> [DIRECTION] Rewrite the material below, renaming every "noise-blob" to "speckle" and keeping everything else the same. Leave the pictures out.

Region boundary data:
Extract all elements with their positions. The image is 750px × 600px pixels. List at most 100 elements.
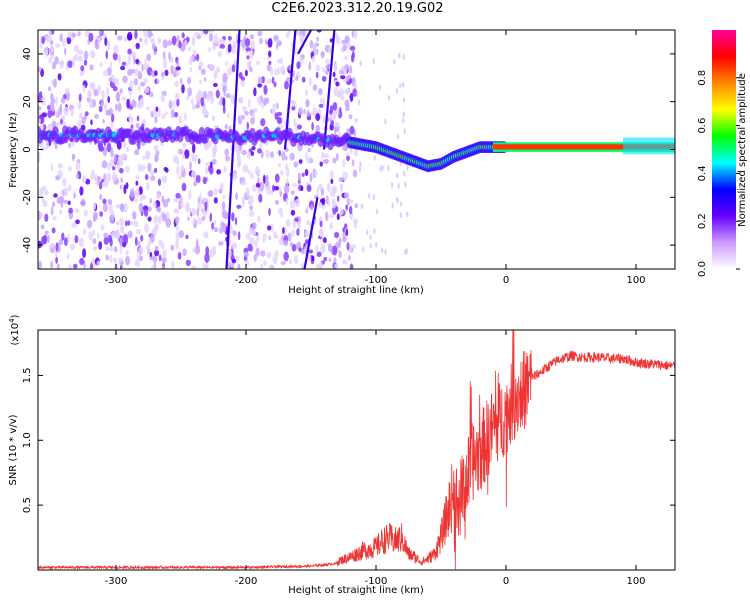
noise-blob [262,174,266,184]
noise-blob [102,70,109,77]
noise-blob [263,260,267,266]
y-tick-label: 1.5 [22,367,33,383]
noise-blob [148,238,152,247]
noise-blob [249,205,254,211]
noise-blob [102,198,107,204]
noise-blob [153,144,159,152]
noise-blob [193,181,198,187]
noise-blob [149,233,155,243]
noise-blob [151,43,156,50]
noise-blob [259,37,263,45]
noise-blob [225,93,231,98]
noise-blob [243,251,249,257]
noise-blob [192,49,197,57]
noise-blob [272,255,278,265]
noise-blob [83,59,88,66]
noise-blob [58,239,64,246]
noise-blob [101,90,105,100]
noise-blob [178,230,184,238]
noise-blob [115,104,118,111]
noise-blob [162,249,167,259]
noise-blob [343,192,349,199]
noise-blob [181,84,185,94]
noise-blob [309,76,312,87]
noise-blob [108,77,113,82]
noise-blob [173,197,179,203]
noise-blob [226,112,230,118]
noise-blob [357,99,361,106]
noise-blob [362,246,365,253]
colorbar: 0.0 0.2 0.4 0.6 0.8 Normalized spectral ampl… [697,30,748,277]
noise-blob [242,164,249,173]
noise-blob [319,220,323,228]
noise-blob [57,163,64,169]
noise-blob [351,30,355,38]
snr-y-ticks: 0.5 1.0 1.5 [22,367,675,513]
noise-blob [93,202,96,210]
noise-blob [342,158,346,168]
noise-blob [270,265,273,269]
noise-blob [202,91,208,100]
noise-blob [99,30,103,35]
noise-blob [268,60,272,65]
noise-blob [211,115,216,121]
noise-blob [55,122,61,127]
noise-blob [112,257,117,263]
noise-blob [379,166,382,172]
noise-blob [165,218,171,228]
noise-blob [135,42,140,50]
noise-blob [47,123,53,131]
noise-blob [113,246,118,253]
noise-blob [111,166,116,171]
x-tick-label: -200 [235,576,258,587]
noise-blob [213,227,219,233]
noise-blob [305,89,308,97]
noise-blob [191,152,195,162]
noise-blob [328,201,331,207]
noise-blob [209,212,213,222]
noise-blob [321,204,326,210]
noise-blob [176,165,180,176]
snr-y-axis-label: SNR (10 * v/v) [8,414,19,485]
noise-blob [72,153,75,162]
noise-blob [182,153,186,160]
noise-blob [192,217,196,225]
noise-blob [73,192,76,199]
noise-blob [168,51,171,61]
noise-blob [322,67,326,73]
noise-blob [120,65,126,71]
noise-blob [154,78,157,84]
noise-blob [306,156,312,164]
noise-blob [241,39,246,49]
noise-blob [384,118,387,125]
noise-blob [405,248,408,255]
noise-blob [306,184,312,192]
noise-blob [112,52,118,61]
noise-blob [68,142,72,148]
carrier-core [493,144,675,150]
noise-blob [164,111,168,115]
noise-blob [329,222,334,230]
noise-blob [222,104,226,114]
noise-blob [253,87,257,97]
noise-blob [97,85,102,94]
noise-blob [71,32,77,38]
noise-blob [38,118,41,124]
noise-blob [272,106,276,116]
noise-blob [44,230,49,235]
noise-blob [170,65,173,75]
noise-blob [43,189,49,196]
noise-blob [120,265,123,269]
noise-blob [260,263,264,269]
noise-blob [336,213,340,221]
noise-blob [79,186,84,196]
noise-blob [74,208,80,213]
noise-blob [82,175,87,184]
noise-blob [150,265,155,269]
snr-marks [38,330,675,570]
noise-blob [41,185,47,191]
noise-blob [127,230,133,239]
noise-blob [177,148,184,155]
noise-blob [134,149,140,156]
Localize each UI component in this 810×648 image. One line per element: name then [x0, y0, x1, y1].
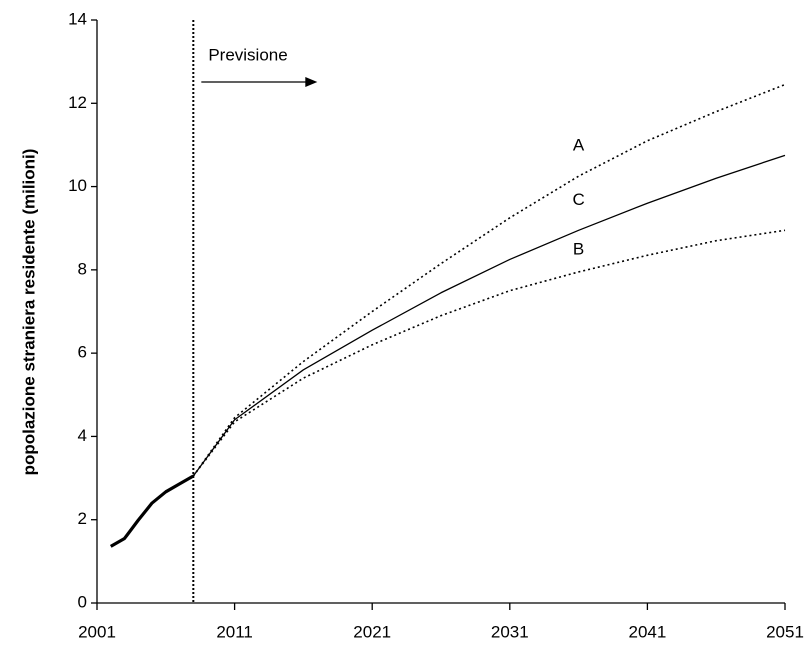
- series-label: A: [573, 136, 585, 155]
- arrow-head: [305, 77, 318, 87]
- x-tick-label: 2001: [78, 622, 116, 641]
- y-tick-label: 14: [68, 9, 87, 28]
- series-line: [192, 154, 786, 477]
- y-axis-label: popolazione straniera residente (milioni…: [19, 149, 38, 476]
- y-tick-label: 0: [78, 592, 87, 611]
- x-tick-label: 2021: [353, 622, 391, 641]
- series-label: C: [572, 190, 584, 209]
- series-line: [192, 83, 786, 477]
- y-tick-label: 8: [78, 259, 87, 278]
- annotation: Previsione: [208, 45, 287, 64]
- series-line: [192, 229, 786, 477]
- x-tick-label: 2051: [766, 622, 804, 641]
- y-tick-label: 10: [68, 176, 87, 195]
- series-label: B: [573, 239, 584, 258]
- y-tick-label: 4: [78, 426, 87, 445]
- x-tick-label: 2031: [491, 622, 529, 641]
- x-tick-label: 2011: [216, 622, 253, 641]
- x-tick-label: 2041: [628, 622, 666, 641]
- y-tick-label: 6: [78, 343, 87, 362]
- y-tick-label: 2: [78, 509, 87, 528]
- series-line: [109, 474, 195, 548]
- y-tick-label: 12: [68, 93, 87, 112]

> [OUTPUT]
Extract all elements with their positions. The image is 750px × 600px pixels. List at most 100 elements.
speckle [262,174,266,184]
speckle [102,70,109,77]
speckle [263,260,267,266]
y-tick-label: 1.5 [22,367,33,383]
speckle [148,238,152,247]
speckle [249,205,254,211]
speckle [102,198,107,204]
speckle [153,144,159,152]
speckle [193,181,198,187]
speckle [149,233,155,243]
speckle [151,43,156,50]
speckle [259,37,263,45]
speckle [225,93,231,98]
speckle [243,251,249,257]
speckle [192,49,197,57]
speckle [272,255,278,265]
speckle [83,59,88,66]
speckle [58,239,64,246]
speckle [101,90,105,100]
speckle [178,230,184,238]
speckle [115,104,118,111]
speckle [162,249,167,259]
speckle [343,192,349,199]
speckle [181,84,185,94]
speckle [309,76,312,87]
speckle [108,77,113,82]
speckle [173,197,179,203]
speckle [226,112,230,118]
speckle [357,99,361,106]
speckle [362,246,365,253]
colorbar: 0.0 0.2 0.4 0.6 0.8 Normalized spectral ampl… [697,30,748,277]
speckle [242,164,249,173]
speckle [319,220,323,228]
speckle [57,163,64,169]
speckle [351,30,355,38]
snr-y-ticks: 0.5 1.0 1.5 [22,367,675,513]
speckle [93,202,96,210]
speckle [342,158,346,168]
speckle [270,265,273,269]
speckle [202,91,208,100]
speckle [99,30,103,35]
speckle [268,60,272,65]
speckle [211,115,216,121]
speckle [55,122,61,127]
speckle [112,257,117,263]
speckle [379,166,382,172]
speckle [165,218,171,228]
speckle [135,42,140,50]
speckle [47,123,53,131]
speckle [113,246,118,253]
speckle [111,166,116,171]
x-tick-label: -200 [235,576,258,587]
speckle [213,227,219,233]
speckle [305,89,308,97]
speckle [191,152,195,162]
speckle [328,201,331,207]
speckle [209,212,213,222]
speckle [321,204,326,210]
speckle [176,165,180,176]
snr-y-axis-label: SNR (10 * v/v) [8,414,19,485]
speckle [72,153,75,162]
speckle [182,153,186,160]
speckle [192,217,196,225]
speckle [73,192,76,199]
speckle [168,51,171,61]
speckle [322,67,326,73]
speckle [120,65,126,71]
speckle [154,78,157,84]
speckle [306,156,312,164]
speckle [241,39,246,49]
speckle [384,118,387,125]
speckle [405,248,408,255]
speckle [306,184,312,192]
speckle [112,52,118,61]
speckle [68,142,72,148]
carrier-core [493,144,675,150]
speckle [164,111,168,115]
speckle [329,222,334,230]
speckle [222,104,226,114]
speckle [253,87,257,97]
speckle [97,85,102,94]
speckle [71,32,77,38]
speckle [38,118,41,124]
speckle [272,106,276,116]
speckle [44,230,49,235]
speckle [170,65,173,75]
speckle [43,189,49,196]
speckle [120,265,123,269]
speckle [260,263,264,269]
speckle [336,213,340,221]
speckle [79,186,84,196]
speckle [74,208,80,213]
speckle [82,175,87,184]
speckle [150,265,155,269]
snr-marks [38,330,675,570]
speckle [41,185,47,191]
speckle [127,230,133,239]
speckle [177,148,184,155]
speckle [134,149,140,156]
Localize each UI component in this 810×648 image. One line per element: name then [x0, y0, x1, y1].
- series-label: A: [573, 136, 585, 155]
- arrow-head: [305, 77, 318, 87]
- x-tick-label: 2001: [78, 622, 116, 641]
- y-tick-label: 14: [68, 9, 87, 28]
- series-line: [192, 154, 786, 477]
- y-axis-label: popolazione straniera residente (milioni…: [19, 149, 38, 476]
- y-tick-label: 0: [78, 592, 87, 611]
- x-tick-label: 2021: [353, 622, 391, 641]
- series-label: C: [572, 190, 584, 209]
- series-line: [192, 83, 786, 477]
- y-tick-label: 8: [78, 259, 87, 278]
- annotation: Previsione: [208, 45, 287, 64]
- series-line: [192, 229, 786, 477]
- x-tick-label: 2051: [766, 622, 804, 641]
- y-tick-label: 10: [68, 176, 87, 195]
- series-label: B: [573, 239, 584, 258]
- y-tick-label: 4: [78, 426, 87, 445]
- x-tick-label: 2031: [491, 622, 529, 641]
- x-tick-label: 2011: [216, 622, 253, 641]
- x-tick-label: 2041: [628, 622, 666, 641]
- y-tick-label: 6: [78, 343, 87, 362]
- y-tick-label: 2: [78, 509, 87, 528]
- series-line: [109, 474, 195, 548]
- y-tick-label: 12: [68, 93, 87, 112]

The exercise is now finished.